Request:
Pull every line that holds the word "телефонов" from the entries.

BEGIN

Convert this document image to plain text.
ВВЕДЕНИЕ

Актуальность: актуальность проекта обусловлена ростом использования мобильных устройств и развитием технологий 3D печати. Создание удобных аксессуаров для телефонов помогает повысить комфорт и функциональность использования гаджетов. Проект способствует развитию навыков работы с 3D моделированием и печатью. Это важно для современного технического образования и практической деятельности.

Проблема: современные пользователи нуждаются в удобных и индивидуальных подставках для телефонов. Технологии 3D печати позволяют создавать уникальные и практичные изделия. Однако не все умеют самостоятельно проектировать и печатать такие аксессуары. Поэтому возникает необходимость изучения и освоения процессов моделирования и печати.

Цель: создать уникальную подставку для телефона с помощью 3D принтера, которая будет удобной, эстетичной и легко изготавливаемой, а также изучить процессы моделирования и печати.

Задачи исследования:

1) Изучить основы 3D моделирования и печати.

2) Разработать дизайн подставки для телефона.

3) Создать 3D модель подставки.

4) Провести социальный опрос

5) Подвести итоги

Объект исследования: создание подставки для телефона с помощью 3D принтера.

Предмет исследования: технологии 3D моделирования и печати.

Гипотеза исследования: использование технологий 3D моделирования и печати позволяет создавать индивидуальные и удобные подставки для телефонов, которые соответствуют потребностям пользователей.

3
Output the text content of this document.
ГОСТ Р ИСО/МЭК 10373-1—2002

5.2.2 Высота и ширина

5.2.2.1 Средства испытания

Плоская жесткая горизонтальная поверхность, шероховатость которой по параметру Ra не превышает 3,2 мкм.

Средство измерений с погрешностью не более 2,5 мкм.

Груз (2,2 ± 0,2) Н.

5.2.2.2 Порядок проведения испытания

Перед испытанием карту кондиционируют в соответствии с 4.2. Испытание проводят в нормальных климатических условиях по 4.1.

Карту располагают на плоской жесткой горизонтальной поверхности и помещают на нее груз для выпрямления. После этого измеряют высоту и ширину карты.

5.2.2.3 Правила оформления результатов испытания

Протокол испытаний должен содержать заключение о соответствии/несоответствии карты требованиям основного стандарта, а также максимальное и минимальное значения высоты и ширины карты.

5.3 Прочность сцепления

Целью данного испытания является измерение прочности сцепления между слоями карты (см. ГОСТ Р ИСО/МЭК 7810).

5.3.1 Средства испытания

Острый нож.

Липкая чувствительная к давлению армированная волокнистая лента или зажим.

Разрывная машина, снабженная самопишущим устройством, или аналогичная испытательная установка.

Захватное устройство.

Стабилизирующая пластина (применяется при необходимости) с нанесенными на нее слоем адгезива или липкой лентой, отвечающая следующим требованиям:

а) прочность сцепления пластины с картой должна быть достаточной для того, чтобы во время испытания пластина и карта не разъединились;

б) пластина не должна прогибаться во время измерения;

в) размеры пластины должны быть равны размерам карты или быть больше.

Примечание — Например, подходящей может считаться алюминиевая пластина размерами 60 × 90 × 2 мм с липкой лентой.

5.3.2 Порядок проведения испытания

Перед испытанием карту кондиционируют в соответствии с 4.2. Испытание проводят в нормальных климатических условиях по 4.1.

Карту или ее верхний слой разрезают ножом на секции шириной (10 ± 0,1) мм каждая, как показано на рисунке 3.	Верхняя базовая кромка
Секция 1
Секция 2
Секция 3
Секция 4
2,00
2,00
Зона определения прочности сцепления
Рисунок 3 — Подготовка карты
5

END

Task answer:
Актуальность: актуальность проекта обусловлена ростом использования мобильных устройств и развитием технологий 3D печати. Создание удобных аксессуаров для телефонов помогает повысить комфорт и функциональность использования гаджетов. Проект способствует развитию навыков работы с 3D моделированием и печатью. Это важно для современного технического образования и практической деятельности.
Проблема: современные пользователи нуждаются в удобных и индивидуальных подставках для телефонов. Технологии 3D печати позволяют создавать уникальные и практичные изделия. Однако не все умеют самостоятельно проектировать и печатать такие аксессуары. Поэтому возникает необходимость изучения и освоения процессов моделирования и печати.
Гипотеза исследования: использование технологий 3D моделирования и печати позволяет создавать индивидуальные и удобные подставки для телефонов, которые соответствуют потребностям пользователей.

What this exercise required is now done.